## THE TASK:
Transcribe the records below in full; pictures stay out of the copy.

## TASK DATA:
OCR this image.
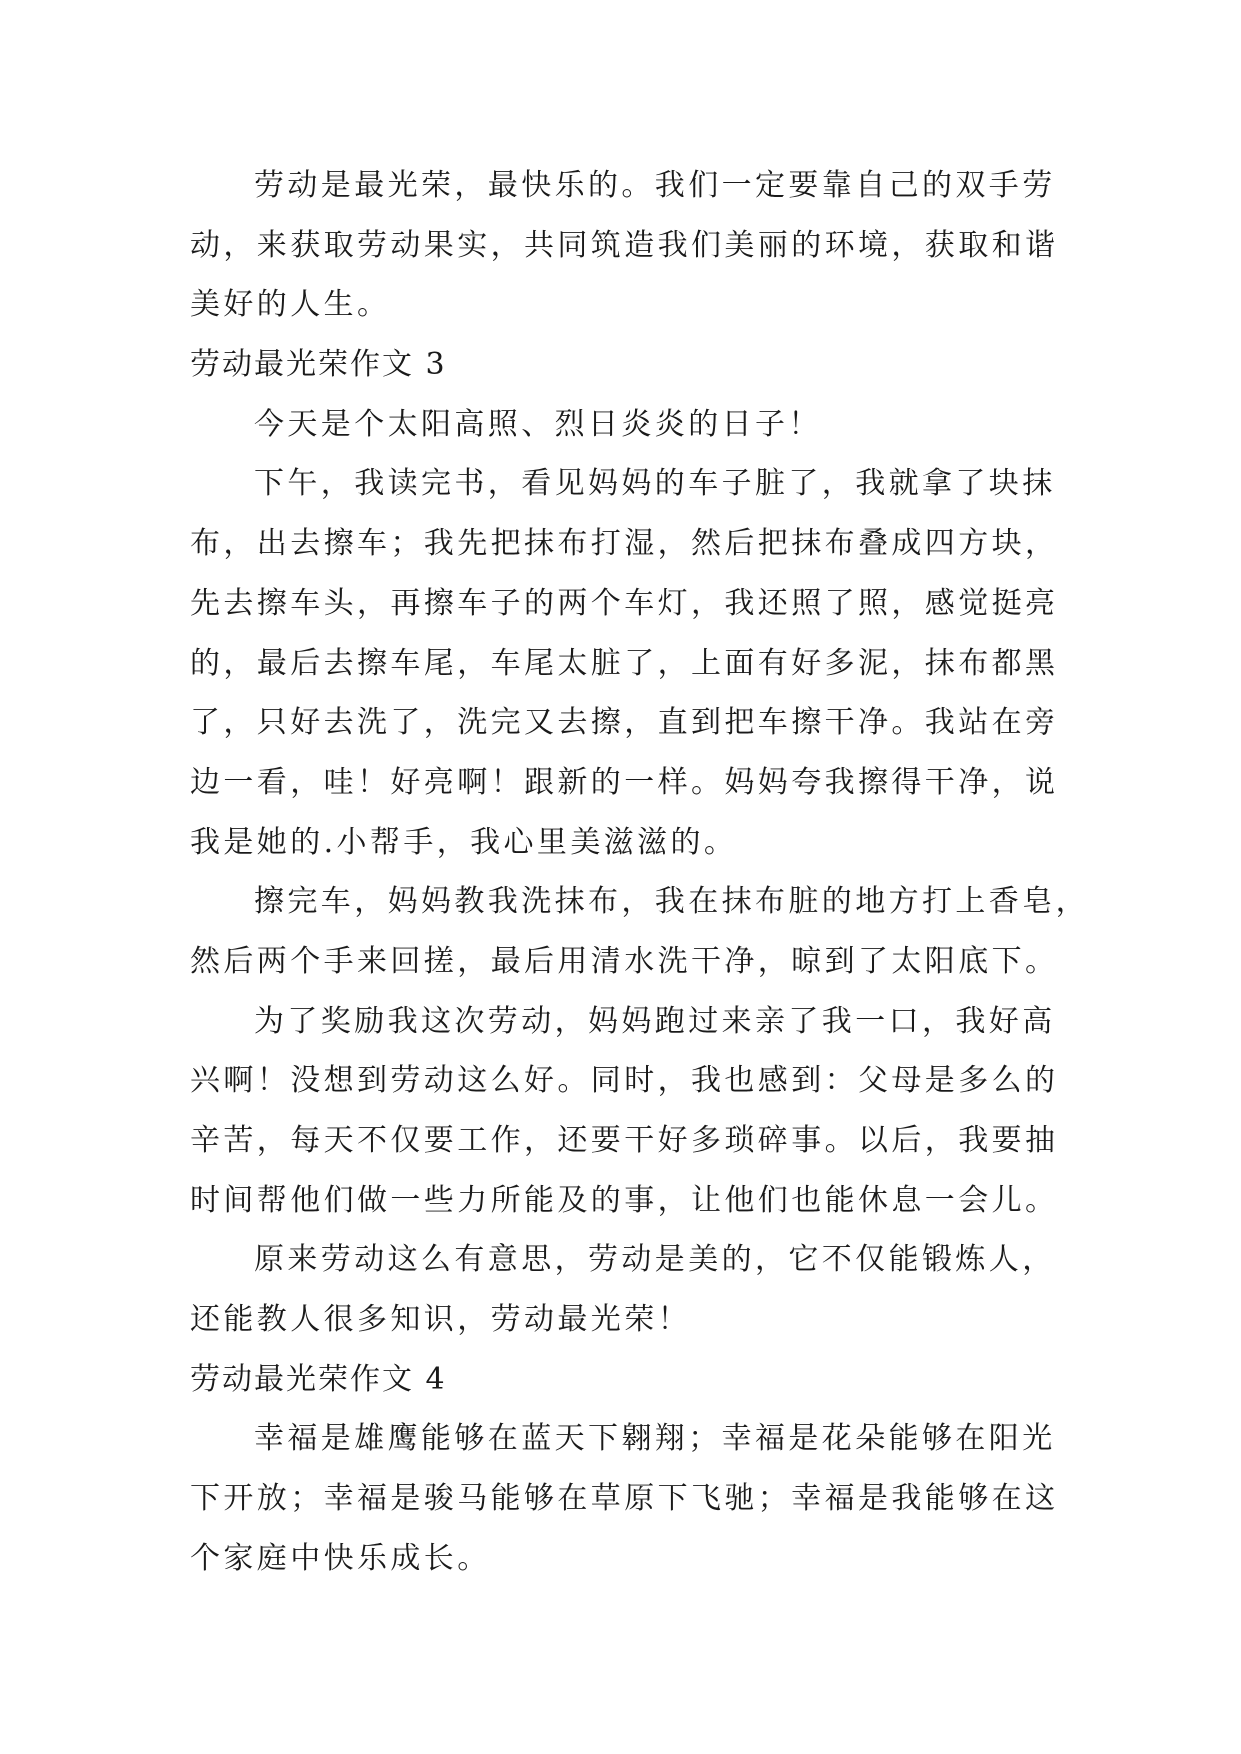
劳动是最光荣，最快乐的。我们一定要靠自己的双手劳
动，来获取劳动果实，共同筑造我们美丽的环境，获取和谐
美好的人生。
劳动最光荣作文 3
今天是个太阳高照、烈日炎炎的日子！
下午，我读完书，看见妈妈的车子脏了，我就拿了块抹
布，出去擦车；我先把抹布打湿，然后把抹布叠成四方块，
先去擦车头，再擦车子的两个车灯，我还照了照，感觉挺亮
的，最后去擦车尾，车尾太脏了，上面有好多泥，抹布都黑
了，只好去洗了，洗完又去擦，直到把车擦干净。我站在旁
边一看，哇！好亮啊！跟新的一样。妈妈夸我擦得干净，说
我是她的.小帮手，我心里美滋滋的。
擦完车，妈妈教我洗抹布，我在抹布脏的地方打上香皂，
然后两个手来回搓，最后用清水洗干净，晾到了太阳底下。
为了奖励我这次劳动，妈妈跑过来亲了我一口，我好高
兴啊！没想到劳动这么好。同时，我也感到：父母是多么的
辛苦，每天不仅要工作，还要干好多琐碎事。以后，我要抽
时间帮他们做一些力所能及的事，让他们也能休息一会儿。
原来劳动这么有意思，劳动是美的，它不仅能锻炼人，
还能教人很多知识，劳动最光荣！
劳动最光荣作文 4
幸福是雄鹰能够在蓝天下翱翔；幸福是花朵能够在阳光
下开放；幸福是骏马能够在草原下飞驰；幸福是我能够在这
个家庭中快乐成长。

## REPLY:
OCR this image.
劳动是最光荣，最快乐的。我们一定要靠自己的双手劳
动，来获取劳动果实，共同筑造我们美丽的环境，获取和谐
美好的人生。
劳动最光荣作文 3
今天是个太阳高照、烈日炎炎的日子！
下午，我读完书，看见妈妈的车子脏了，我就拿了块抹
布，出去擦车；我先把抹布打湿，然后把抹布叠成四方块，
先去擦车头，再擦车子的两个车灯，我还照了照，感觉挺亮
的，最后去擦车尾，车尾太脏了，上面有好多泥，抹布都黑
了，只好去洗了，洗完又去擦，直到把车擦干净。我站在旁
边一看，哇！好亮啊！跟新的一样。妈妈夸我擦得干净，说
我是她的.小帮手，我心里美滋滋的。
擦完车，妈妈教我洗抹布，我在抹布脏的地方打上香皂，
然后两个手来回搓，最后用清水洗干净，晾到了太阳底下。
为了奖励我这次劳动，妈妈跑过来亲了我一口，我好高
兴啊！没想到劳动这么好。同时，我也感到：父母是多么的
辛苦，每天不仅要工作，还要干好多琐碎事。以后，我要抽
时间帮他们做一些力所能及的事，让他们也能休息一会儿。
原来劳动这么有意思，劳动是美的，它不仅能锻炼人，
还能教人很多知识，劳动最光荣！
劳动最光荣作文 4
幸福是雄鹰能够在蓝天下翱翔；幸福是花朵能够在阳光
下开放；幸福是骏马能够在草原下飞驰；幸福是我能够在这
个家庭中快乐成长。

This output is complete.